---------- RECORDED INFORMATION ----------
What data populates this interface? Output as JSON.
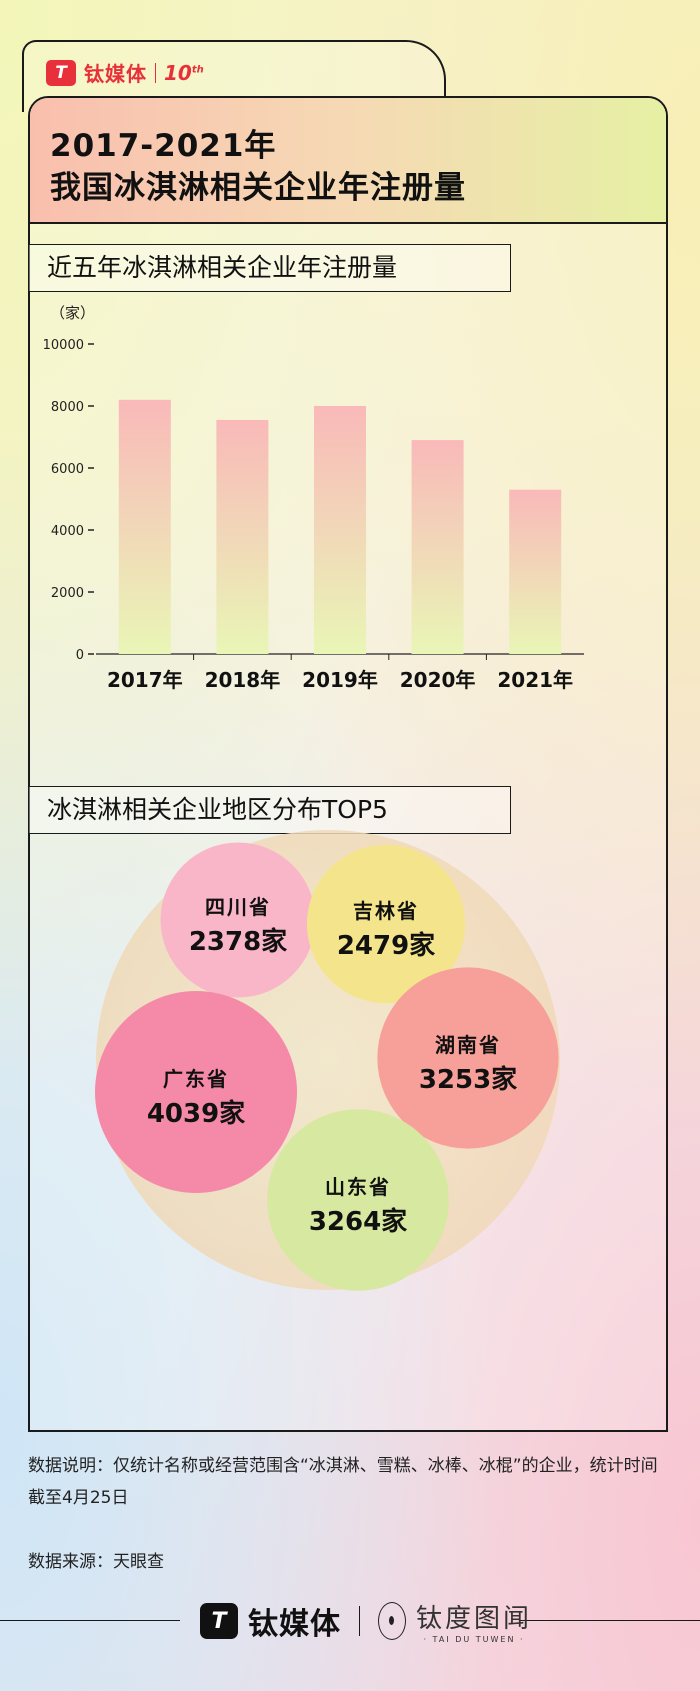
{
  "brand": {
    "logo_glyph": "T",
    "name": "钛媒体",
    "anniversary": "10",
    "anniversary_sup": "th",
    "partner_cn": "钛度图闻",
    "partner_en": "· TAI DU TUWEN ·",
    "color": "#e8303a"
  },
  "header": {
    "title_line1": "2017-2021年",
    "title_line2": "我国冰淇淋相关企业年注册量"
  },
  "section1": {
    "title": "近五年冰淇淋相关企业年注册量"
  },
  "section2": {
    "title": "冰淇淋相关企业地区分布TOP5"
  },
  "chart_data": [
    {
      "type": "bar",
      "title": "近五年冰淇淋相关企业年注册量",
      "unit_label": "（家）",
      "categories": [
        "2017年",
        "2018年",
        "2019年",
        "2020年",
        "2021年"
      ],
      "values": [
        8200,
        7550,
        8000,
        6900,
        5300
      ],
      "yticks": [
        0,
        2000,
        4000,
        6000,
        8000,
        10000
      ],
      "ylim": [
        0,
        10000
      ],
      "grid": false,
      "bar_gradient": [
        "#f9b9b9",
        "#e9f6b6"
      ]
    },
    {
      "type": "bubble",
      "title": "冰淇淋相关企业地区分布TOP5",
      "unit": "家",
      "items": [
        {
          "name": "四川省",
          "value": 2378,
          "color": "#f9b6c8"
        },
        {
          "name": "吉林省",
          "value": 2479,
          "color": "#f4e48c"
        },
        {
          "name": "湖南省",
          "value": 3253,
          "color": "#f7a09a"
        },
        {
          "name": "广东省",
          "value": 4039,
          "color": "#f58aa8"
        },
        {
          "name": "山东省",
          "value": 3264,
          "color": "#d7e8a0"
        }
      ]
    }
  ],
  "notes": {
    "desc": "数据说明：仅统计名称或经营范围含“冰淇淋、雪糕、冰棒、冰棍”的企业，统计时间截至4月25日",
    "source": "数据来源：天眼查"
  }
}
----------
# [PROBLEM DESCRIPTION]
Leave the pictures out and reproduce each record exactly as written.

# [WRITTEN RESPONSE]
What data populates this interface? Output as JSON.
{
  "brand": {
    "logo_glyph": "T",
    "name": "钛媒体",
    "anniversary": "10",
    "anniversary_sup": "th",
    "partner_cn": "钛度图闻",
    "partner_en": "· TAI DU TUWEN ·",
    "color": "#e8303a"
  },
  "header": {
    "title_line1": "2017-2021年",
    "title_line2": "我国冰淇淋相关企业年注册量"
  },
  "section1": {
    "title": "近五年冰淇淋相关企业年注册量"
  },
  "section2": {
    "title": "冰淇淋相关企业地区分布TOP5"
  },
  "chart_data": [
    {
      "type": "bar",
      "title": "近五年冰淇淋相关企业年注册量",
      "unit_label": "（家）",
      "categories": [
        "2017年",
        "2018年",
        "2019年",
        "2020年",
        "2021年"
      ],
      "values": [
        8200,
        7550,
        8000,
        6900,
        5300
      ],
      "yticks": [
        0,
        2000,
        4000,
        6000,
        8000,
        10000
      ],
      "ylim": [
        0,
        10000
      ],
      "grid": false,
      "bar_gradient": [
        "#f9b9b9",
        "#e9f6b6"
      ]
    },
    {
      "type": "bubble",
      "title": "冰淇淋相关企业地区分布TOP5",
      "unit": "家",
      "items": [
        {
          "name": "四川省",
          "value": 2378,
          "color": "#f9b6c8"
        },
        {
          "name": "吉林省",
          "value": 2479,
          "color": "#f4e48c"
        },
        {
          "name": "湖南省",
          "value": 3253,
          "color": "#f7a09a"
        },
        {
          "name": "广东省",
          "value": 4039,
          "color": "#f58aa8"
        },
        {
          "name": "山东省",
          "value": 3264,
          "color": "#d7e8a0"
        }
      ]
    }
  ],
  "notes": {
    "desc": "数据说明：仅统计名称或经营范围含“冰淇淋、雪糕、冰棒、冰棍”的企业，统计时间截至4月25日",
    "source": "数据来源：天眼查"
  }
}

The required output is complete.